### PAGE EXTRACT:

═══

The origins of the spudgun -- a.k.a. the potato cannon, the spudzooka and the starch resource deployment facilitator -- are lost in the mists of time. Legend has it that in the United States, the ancestral device was built in the 1960s out of beer cans with their tops and bottoms cut off and then duct-taped into a long tube in the service of seeing how far a tennis ball could fly if enough gasoline was detonated behind it.

Spudguns have evolved over the decades. Suprise, who makes and sells potato guns and their air-cannon cousins and ships them all over the world, offers his SP93xx compressed-air device, richly equipped, in the $600 range. "I kid you not," he says. The device "will fire a golf ball 800 to 1,000 yards." A three-inch-wide barrel will accommodate a full beer can. Some units are powered by scuba tanks.

The appeal of these things may be universal, even eternal. People in the Philippines have long celebrated Christmas and New Year's by taking a six-foot length of bamboo and hollowing it out except for the bottom, near which they drill a hole. The reveler then adds kerosene, sticks his mouth on the hole near the fuel, blows in air and introduces a spark. The resultant explosion fires empty condensed-milk cans. The Philippine Embassy explains that people often try to avoid taking their heads off by wrapping the bamboo with rope.

═══

### TASK SET:
a – Reproduce the passage of the spudgun text verbatim, starting at "The appeal of" and ending at "bamboo with rope.".
b – Carry on the spudgun text from the point at which it stops.

═══

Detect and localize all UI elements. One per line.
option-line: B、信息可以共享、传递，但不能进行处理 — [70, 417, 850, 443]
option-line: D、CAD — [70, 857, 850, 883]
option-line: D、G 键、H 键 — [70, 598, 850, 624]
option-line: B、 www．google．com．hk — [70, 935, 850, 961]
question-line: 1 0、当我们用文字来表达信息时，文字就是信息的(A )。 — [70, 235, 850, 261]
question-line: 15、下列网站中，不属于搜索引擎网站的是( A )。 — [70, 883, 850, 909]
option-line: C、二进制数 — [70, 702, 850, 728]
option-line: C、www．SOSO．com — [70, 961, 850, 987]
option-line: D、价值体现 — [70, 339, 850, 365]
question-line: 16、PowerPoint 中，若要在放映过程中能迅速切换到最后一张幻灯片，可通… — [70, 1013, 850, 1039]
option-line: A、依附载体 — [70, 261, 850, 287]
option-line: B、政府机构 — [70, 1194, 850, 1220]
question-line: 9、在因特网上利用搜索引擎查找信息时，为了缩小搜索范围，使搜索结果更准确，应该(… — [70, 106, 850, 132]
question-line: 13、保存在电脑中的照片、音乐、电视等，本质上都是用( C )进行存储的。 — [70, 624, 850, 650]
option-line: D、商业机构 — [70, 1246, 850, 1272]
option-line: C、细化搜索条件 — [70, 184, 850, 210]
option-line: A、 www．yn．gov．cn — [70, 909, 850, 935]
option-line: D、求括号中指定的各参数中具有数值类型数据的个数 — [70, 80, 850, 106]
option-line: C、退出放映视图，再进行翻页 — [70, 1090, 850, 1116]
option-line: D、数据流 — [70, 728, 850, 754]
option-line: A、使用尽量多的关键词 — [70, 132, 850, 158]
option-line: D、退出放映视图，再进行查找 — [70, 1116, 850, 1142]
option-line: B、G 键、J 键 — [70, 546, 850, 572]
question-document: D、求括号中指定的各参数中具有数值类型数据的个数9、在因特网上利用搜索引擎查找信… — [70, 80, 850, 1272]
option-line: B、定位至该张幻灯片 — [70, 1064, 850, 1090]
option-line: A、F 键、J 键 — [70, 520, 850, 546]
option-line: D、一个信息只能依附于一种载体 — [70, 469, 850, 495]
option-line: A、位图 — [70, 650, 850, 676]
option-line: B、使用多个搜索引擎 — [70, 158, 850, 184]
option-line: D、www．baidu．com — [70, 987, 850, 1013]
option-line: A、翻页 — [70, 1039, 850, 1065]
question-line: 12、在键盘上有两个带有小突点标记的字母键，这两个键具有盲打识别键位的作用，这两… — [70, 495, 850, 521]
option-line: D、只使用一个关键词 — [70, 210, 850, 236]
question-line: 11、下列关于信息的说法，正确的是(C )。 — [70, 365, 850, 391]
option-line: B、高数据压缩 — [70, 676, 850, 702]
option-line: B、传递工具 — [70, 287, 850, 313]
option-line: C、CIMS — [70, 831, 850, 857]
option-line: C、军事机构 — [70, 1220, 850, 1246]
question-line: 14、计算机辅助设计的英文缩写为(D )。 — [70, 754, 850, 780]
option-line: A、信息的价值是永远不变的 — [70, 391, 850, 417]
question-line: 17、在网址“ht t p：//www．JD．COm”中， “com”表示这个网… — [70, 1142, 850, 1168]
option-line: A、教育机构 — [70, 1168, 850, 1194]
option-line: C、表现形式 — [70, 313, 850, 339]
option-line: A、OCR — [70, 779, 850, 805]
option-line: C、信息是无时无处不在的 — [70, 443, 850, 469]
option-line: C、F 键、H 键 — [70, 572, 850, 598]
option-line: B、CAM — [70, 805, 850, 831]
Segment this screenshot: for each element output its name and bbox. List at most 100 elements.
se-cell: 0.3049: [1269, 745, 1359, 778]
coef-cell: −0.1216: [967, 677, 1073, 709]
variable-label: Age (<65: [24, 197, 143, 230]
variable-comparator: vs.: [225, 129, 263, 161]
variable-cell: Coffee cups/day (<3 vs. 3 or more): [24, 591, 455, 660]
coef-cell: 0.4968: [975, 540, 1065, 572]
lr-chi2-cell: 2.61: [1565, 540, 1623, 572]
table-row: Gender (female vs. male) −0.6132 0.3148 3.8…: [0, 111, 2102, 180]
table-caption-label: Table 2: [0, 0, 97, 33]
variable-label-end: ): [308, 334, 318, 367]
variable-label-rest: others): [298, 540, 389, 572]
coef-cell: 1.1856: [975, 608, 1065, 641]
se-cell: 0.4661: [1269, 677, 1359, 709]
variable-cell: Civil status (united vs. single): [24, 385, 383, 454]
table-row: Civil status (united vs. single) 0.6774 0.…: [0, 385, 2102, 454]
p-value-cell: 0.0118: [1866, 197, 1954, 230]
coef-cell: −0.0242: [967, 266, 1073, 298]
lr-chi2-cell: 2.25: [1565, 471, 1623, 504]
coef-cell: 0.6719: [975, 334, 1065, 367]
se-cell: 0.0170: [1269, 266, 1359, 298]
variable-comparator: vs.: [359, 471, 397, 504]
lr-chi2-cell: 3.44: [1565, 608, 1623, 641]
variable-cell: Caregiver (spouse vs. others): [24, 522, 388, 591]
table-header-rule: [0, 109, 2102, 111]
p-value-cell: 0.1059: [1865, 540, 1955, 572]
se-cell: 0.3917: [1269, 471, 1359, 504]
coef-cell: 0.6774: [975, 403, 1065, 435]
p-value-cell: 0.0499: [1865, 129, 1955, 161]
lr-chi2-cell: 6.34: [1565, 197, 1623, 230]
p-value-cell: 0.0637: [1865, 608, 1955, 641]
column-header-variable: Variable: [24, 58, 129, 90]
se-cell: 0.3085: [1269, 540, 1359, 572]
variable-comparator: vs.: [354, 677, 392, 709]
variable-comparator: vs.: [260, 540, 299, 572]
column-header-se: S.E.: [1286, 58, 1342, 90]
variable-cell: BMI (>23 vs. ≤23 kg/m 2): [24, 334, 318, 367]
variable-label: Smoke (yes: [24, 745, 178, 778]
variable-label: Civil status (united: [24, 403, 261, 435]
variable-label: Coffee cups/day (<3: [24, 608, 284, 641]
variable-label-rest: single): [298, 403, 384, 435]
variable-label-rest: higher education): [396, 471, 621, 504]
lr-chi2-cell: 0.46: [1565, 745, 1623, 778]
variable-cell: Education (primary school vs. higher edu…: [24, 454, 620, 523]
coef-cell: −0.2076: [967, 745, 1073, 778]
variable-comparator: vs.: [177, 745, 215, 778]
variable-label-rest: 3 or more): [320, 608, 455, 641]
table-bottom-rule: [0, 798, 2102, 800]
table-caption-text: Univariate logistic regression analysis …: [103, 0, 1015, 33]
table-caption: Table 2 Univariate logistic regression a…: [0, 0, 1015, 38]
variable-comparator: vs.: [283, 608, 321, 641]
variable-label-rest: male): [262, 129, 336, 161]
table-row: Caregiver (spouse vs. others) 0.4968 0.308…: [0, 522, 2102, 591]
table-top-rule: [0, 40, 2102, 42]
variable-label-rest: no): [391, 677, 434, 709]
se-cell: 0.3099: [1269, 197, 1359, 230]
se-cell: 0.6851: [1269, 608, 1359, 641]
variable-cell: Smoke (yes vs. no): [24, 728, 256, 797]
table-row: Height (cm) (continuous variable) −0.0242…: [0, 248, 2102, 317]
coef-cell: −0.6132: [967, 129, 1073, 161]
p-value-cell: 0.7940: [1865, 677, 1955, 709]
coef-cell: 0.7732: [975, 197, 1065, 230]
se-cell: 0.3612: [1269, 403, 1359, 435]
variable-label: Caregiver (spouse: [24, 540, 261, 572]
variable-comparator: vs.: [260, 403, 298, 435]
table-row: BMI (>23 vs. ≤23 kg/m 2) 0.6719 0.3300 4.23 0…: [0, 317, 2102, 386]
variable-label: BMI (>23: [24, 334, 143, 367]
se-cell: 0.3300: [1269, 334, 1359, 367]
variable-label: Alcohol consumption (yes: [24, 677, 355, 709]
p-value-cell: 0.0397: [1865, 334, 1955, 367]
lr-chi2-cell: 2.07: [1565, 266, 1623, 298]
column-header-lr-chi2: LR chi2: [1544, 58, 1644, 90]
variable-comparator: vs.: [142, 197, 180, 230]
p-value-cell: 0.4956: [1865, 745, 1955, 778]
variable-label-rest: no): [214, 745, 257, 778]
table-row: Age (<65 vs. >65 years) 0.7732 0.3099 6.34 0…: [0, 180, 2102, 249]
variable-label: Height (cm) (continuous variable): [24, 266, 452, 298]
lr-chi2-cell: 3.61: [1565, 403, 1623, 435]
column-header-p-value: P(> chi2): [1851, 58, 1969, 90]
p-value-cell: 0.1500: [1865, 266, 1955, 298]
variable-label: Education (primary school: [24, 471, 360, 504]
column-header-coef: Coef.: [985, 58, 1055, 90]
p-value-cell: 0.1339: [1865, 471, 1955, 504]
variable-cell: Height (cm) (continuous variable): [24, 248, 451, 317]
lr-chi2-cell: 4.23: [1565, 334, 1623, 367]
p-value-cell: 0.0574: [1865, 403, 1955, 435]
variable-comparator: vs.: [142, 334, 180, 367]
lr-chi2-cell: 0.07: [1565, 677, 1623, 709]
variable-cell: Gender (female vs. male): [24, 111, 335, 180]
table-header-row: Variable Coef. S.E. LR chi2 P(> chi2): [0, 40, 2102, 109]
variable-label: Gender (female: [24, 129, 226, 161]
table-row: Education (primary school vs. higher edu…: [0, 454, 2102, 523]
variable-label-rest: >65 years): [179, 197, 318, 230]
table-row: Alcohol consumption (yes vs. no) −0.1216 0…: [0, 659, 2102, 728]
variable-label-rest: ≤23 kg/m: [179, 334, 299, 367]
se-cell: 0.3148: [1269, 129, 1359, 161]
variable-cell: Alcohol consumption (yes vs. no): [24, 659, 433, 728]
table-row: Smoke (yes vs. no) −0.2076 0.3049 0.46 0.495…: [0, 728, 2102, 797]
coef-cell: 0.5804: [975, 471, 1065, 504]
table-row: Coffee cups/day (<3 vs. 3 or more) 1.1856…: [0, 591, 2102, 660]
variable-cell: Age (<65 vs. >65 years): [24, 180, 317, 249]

═══

### ANSWERS PROVIDED:
a –
The appeal of these things may be universal, even eternal. People in the Philippines have long celebrated Christmas and New Year's by taking a six-foot length of bamboo and hollowing it out except for the bottom, near which they drill a hole. The reveler then adds kerosene, sticks his mouth on the hole near the fuel, blows in air and introduces a spark. The resultant explosion fires empty condensed-milk cans. The Philippine Embassy explains that people often try to avoid taking their heads off by wrapping the bamboo with rope.

b –
If this suggests that safety issues have surrounded spudguns since their inception, that would be correct. To start with, if you hate all guns and the people who admire them and everything they stand for, listen to your cardiologist and read no further. If, however, you want to get down to business, the rule of thumb is that it's not a good idea to fire a spudgun anywhere you would hesitate to fire a shotgun. Never look down the barrel of a spudgun. Never let kids use one without adult supervision. Never load one and rest the muzzle on your foot. "Imagine a brick thrown at your foot from an office block roof," writes an Australian spudgunner with the voice of experience.

And let none dare call it folly.

"This is what I do for a living, damn straight," says Suprise, who sells as many as 1,500 cannons per year, as well as parts, kits and accessories, and has an order backlog of six months. He is not just the big fish in the small pond of his specialty, "I'm the mako shark in your swimming pool."

One of his busiest periods is this very season, this time of mourning for the passing of summer, the long Labor Day weekend. Memorial Day, the Fourth of July and Christmas are also intense times. His simple spudguns cost $59.99, although custom upgrades open a universe of possibilities, including an onboard propane injection system, dual pistol grips and a flashy paint job.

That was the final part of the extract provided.